_PROBLEM REQUIREMENTS_: Reproduce the material in full, unchanged.

_EXTRACTED MATERIAL_:

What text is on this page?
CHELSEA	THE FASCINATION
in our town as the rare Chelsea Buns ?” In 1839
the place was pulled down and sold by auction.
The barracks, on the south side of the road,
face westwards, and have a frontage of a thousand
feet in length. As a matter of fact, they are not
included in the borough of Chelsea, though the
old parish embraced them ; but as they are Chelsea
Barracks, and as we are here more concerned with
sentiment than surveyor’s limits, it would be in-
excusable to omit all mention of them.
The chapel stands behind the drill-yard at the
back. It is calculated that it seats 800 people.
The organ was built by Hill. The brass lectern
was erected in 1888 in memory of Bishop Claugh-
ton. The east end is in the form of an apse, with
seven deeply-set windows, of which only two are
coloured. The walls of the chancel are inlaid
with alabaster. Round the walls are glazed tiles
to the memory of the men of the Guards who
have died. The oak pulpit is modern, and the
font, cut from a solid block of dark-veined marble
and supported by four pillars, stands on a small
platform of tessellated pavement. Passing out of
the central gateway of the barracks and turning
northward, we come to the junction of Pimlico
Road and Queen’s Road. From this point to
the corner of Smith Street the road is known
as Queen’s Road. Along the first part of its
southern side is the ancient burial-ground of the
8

_RESPONSE TO THE TASK_:
What text is on this page?
CHELSEA	THE FASCINATION
in our town as the rare Chelsea Buns ?” In 1839
the place was pulled down and sold by auction.
The barracks, on the south side of the road,
face westwards, and have a frontage of a thousand
feet in length. As a matter of fact, they are not
included in the borough of Chelsea, though the
old parish embraced them ; but as they are Chelsea
Barracks, and as we are here more concerned with
sentiment than surveyor’s limits, it would be in-
excusable to omit all mention of them.
The chapel stands behind the drill-yard at the
back. It is calculated that it seats 800 people.
The organ was built by Hill. The brass lectern
was erected in 1888 in memory of Bishop Claugh-
ton. The east end is in the form of an apse, with
seven deeply-set windows, of which only two are
coloured. The walls of the chancel are inlaid
with alabaster. Round the walls are glazed tiles
to the memory of the men of the Guards who
have died. The oak pulpit is modern, and the
font, cut from a solid block of dark-veined marble
and supported by four pillars, stands on a small
platform of tessellated pavement. Passing out of
the central gateway of the barracks and turning
northward, we come to the junction of Pimlico
Road and Queen’s Road. From this point to
the corner of Smith Street the road is known
as Queen’s Road. Along the first part of its
southern side is the ancient burial-ground of the
8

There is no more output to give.